— Written request —
Return the listing below in full, with every line exactly as it is.

Data entries
====
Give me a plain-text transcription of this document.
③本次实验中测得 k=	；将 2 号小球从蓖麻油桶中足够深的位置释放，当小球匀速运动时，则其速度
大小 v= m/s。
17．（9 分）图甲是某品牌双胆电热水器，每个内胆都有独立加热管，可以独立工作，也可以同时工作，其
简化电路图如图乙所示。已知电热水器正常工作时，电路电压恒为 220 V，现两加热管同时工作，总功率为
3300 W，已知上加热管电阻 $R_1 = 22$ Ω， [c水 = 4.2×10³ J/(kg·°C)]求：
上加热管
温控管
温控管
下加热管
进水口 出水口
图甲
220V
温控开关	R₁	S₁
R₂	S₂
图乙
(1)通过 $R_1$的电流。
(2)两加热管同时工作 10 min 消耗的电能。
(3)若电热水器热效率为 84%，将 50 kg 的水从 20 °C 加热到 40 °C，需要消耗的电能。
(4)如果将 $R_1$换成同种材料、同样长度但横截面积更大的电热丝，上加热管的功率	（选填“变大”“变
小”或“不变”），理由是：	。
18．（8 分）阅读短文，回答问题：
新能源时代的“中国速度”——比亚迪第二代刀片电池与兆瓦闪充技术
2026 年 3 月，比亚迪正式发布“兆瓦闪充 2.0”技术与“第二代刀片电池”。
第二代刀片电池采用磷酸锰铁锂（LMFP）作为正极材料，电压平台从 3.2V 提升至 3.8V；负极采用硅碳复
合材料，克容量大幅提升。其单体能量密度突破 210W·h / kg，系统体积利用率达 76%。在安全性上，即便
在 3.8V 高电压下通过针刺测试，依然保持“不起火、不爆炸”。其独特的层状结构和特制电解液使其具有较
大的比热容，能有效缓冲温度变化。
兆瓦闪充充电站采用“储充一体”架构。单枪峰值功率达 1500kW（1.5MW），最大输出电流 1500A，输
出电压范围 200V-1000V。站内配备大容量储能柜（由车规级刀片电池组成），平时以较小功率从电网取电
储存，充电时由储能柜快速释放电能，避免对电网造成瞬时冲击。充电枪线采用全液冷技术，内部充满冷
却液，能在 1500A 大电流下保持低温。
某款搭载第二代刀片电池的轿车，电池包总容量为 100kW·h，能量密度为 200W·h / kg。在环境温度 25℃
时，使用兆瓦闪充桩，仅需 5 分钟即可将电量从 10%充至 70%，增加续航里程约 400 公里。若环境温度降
====
— Right answer —
Give me a plain-text transcription of this document.
③本次实验中测得 k=	；将 2 号小球从蓖麻油桶中足够深的位置释放，当小球匀速运动时，则其速度
大小 v= m/s。
17．（9 分）图甲是某品牌双胆电热水器，每个内胆都有独立加热管，可以独立工作，也可以同时工作，其
简化电路图如图乙所示。已知电热水器正常工作时，电路电压恒为 220 V，现两加热管同时工作，总功率为
3300 W，已知上加热管电阻 $R_1 = 22$ Ω， [c水 = 4.2×10³ J/(kg·°C)]求：
上加热管
温控管
温控管
下加热管
进水口 出水口
图甲
220V
温控开关	R₁	S₁
R₂	S₂
图乙
(1)通过 $R_1$的电流。
(2)两加热管同时工作 10 min 消耗的电能。
(3)若电热水器热效率为 84%，将 50 kg 的水从 20 °C 加热到 40 °C，需要消耗的电能。
(4)如果将 $R_1$换成同种材料、同样长度但横截面积更大的电热丝，上加热管的功率	（选填“变大”“变
小”或“不变”），理由是：	。
18．（8 分）阅读短文，回答问题：
新能源时代的“中国速度”——比亚迪第二代刀片电池与兆瓦闪充技术
2026 年 3 月，比亚迪正式发布“兆瓦闪充 2.0”技术与“第二代刀片电池”。
第二代刀片电池采用磷酸锰铁锂（LMFP）作为正极材料，电压平台从 3.2V 提升至 3.8V；负极采用硅碳复
合材料，克容量大幅提升。其单体能量密度突破 210W·h / kg，系统体积利用率达 76%。在安全性上，即便
在 3.8V 高电压下通过针刺测试，依然保持“不起火、不爆炸”。其独特的层状结构和特制电解液使其具有较
大的比热容，能有效缓冲温度变化。
兆瓦闪充充电站采用“储充一体”架构。单枪峰值功率达 1500kW（1.5MW），最大输出电流 1500A，输
出电压范围 200V-1000V。站内配备大容量储能柜（由车规级刀片电池组成），平时以较小功率从电网取电
储存，充电时由储能柜快速释放电能，避免对电网造成瞬时冲击。充电枪线采用全液冷技术，内部充满冷
却液，能在 1500A 大电流下保持低温。
某款搭载第二代刀片电池的轿车，电池包总容量为 100kW·h，能量密度为 200W·h / kg。在环境温度 25℃
时，使用兆瓦闪充桩，仅需 5 分钟即可将电量从 10%充至 70%，增加续航里程约 400 公里。若环境温度降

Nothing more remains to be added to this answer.